Actions to take:
a) Answer each question using the issue introduction.
(i) What is the section that introduces the work of younger scholars called?
(ii) Who compiled the material in that section?
(iii) Who offers a reflection on Owen Lattimore in New Scholarship?
b) Echo the stretch of the issue introduction from "In the dying" through "crucially, restive 'peripheries'.".
c) Using the issue introduction, state whether each statement agrees with the text. Answer yes or no, and quote the words that decide it.
(i) The material compiled by David Brophy and his colleagues focuses on the borderlands of the Qing empire.
(ii) The section called 'From the Edge' appears in New Scholarship.
(iii) Robbie Barnett's reflection concerns Owen Lattimore.

Page excerpt:

In the dying years of the Qing empire issues of national sovereignty and territorial integrity played a significant role in the vociferous rise of a new nationalism, and the agitation among elites and the populace at large for increased national assertiveness. In the Features section of this issue we introduce the work of younger scholars in a section called 'From the Edge'. Compiled by David Brophy and his colleagues this material focuses on the borderlands of the Qing empire during the years of tumult surrounding 1911, just as in New Scholarship Robbie Barnett offers a reflection on Owen Lattimore and the abiding importance of understanding China's still, and crucially, restive 'peripheries'.

Dataset content:

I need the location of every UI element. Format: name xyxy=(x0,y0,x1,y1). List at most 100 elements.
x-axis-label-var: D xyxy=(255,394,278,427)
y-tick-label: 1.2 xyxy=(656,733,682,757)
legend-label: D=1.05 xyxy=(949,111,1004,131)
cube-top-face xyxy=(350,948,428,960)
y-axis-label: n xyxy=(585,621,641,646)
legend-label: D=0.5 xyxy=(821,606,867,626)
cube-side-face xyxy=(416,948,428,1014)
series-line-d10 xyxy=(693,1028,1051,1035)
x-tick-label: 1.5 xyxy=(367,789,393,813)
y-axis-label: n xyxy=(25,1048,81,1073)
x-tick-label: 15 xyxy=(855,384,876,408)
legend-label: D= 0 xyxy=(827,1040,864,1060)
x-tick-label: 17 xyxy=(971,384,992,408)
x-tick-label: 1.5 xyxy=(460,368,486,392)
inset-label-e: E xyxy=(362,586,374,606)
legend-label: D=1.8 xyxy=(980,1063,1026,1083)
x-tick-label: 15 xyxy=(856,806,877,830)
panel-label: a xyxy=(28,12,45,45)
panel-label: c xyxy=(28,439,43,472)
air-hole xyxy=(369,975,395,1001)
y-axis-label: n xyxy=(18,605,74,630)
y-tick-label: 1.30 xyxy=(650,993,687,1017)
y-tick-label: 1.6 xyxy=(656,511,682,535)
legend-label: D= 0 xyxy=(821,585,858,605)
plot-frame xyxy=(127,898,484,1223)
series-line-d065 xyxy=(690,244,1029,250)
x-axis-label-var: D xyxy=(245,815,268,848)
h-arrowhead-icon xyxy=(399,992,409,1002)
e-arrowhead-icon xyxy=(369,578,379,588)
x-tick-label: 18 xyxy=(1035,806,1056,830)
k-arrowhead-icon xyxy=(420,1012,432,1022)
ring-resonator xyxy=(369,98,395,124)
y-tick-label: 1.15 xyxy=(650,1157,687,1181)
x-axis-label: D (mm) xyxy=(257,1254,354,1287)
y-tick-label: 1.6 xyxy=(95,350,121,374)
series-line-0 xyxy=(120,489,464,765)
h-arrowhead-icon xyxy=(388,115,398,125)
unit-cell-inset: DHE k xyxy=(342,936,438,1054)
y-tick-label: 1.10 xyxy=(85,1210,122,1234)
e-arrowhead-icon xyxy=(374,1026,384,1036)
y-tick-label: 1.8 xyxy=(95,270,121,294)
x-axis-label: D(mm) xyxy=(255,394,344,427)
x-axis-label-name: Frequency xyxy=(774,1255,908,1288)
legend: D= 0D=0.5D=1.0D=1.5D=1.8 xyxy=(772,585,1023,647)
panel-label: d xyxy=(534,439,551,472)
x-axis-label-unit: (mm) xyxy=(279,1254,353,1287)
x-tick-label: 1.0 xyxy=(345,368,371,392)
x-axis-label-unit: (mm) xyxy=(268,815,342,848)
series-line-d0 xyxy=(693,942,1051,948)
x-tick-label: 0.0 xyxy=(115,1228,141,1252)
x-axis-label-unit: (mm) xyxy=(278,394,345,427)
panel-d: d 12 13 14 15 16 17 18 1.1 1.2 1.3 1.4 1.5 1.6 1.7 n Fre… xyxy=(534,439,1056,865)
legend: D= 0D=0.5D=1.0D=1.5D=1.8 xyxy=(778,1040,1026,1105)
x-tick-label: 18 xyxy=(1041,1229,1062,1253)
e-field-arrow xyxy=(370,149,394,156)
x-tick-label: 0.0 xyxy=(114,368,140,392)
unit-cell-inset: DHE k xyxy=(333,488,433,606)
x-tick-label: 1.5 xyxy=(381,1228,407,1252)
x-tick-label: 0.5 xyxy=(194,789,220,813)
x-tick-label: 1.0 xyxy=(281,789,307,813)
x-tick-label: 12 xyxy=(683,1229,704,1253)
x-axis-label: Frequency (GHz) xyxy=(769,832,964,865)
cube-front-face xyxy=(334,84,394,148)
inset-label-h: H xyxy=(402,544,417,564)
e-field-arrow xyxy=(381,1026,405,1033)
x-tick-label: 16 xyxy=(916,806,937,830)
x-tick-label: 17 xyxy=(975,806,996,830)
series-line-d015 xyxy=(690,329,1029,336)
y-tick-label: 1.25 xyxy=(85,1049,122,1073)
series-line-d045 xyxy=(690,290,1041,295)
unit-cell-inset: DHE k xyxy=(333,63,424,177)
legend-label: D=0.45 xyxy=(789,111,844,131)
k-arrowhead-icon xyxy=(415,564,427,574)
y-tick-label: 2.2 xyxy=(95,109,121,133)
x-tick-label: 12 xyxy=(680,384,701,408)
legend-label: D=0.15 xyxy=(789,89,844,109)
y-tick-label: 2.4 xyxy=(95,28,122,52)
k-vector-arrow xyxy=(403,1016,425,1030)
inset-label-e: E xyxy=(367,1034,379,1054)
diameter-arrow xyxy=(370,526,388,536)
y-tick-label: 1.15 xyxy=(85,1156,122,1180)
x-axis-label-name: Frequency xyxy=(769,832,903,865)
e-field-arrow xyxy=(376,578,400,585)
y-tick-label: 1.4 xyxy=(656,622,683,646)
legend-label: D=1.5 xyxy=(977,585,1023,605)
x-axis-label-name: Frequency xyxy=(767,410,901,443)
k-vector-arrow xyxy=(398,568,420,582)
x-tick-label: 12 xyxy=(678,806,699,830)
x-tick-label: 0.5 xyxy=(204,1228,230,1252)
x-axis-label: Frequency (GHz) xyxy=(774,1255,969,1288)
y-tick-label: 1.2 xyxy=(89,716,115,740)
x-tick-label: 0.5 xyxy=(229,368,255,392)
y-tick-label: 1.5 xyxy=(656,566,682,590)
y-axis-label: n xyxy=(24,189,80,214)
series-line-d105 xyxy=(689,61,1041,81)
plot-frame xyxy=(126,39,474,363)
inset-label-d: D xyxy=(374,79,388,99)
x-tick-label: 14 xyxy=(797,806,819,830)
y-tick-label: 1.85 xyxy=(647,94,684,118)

Solutions by task:
a)
(i) 'From the Edge'
(ii) David Brophy and his colleagues
(iii) Robbie Barnett

b)
In the dying years of the Qing empire issues of national sovereignty and territorial integrity played a significant role in the vociferous rise of a new nationalism, and the agitation among elites and the populace at large for increased national assertiveness. In the Features section of this issue we introduce the work of younger scholars in a section called 'From the Edge'. Compiled by David Brophy and his colleagues this material focuses on the borderlands of the Qing empire during the years of tumult surrounding 1911, just as in New Scholarship Robbie Barnett offers a reflection on Owen Lattimore and the abiding importance of understanding China's still, and crucially, restive 'peripheries'.

c)
(i) Yes: "this material focuses on the borderlands of the Qing empire"
(ii) No: "In the Features section of this issue we introduce the work of younger scholars in a section called 'From the Edge'"
(iii) Yes: "Robbie Barnett offers a reflection on Owen Lattimore"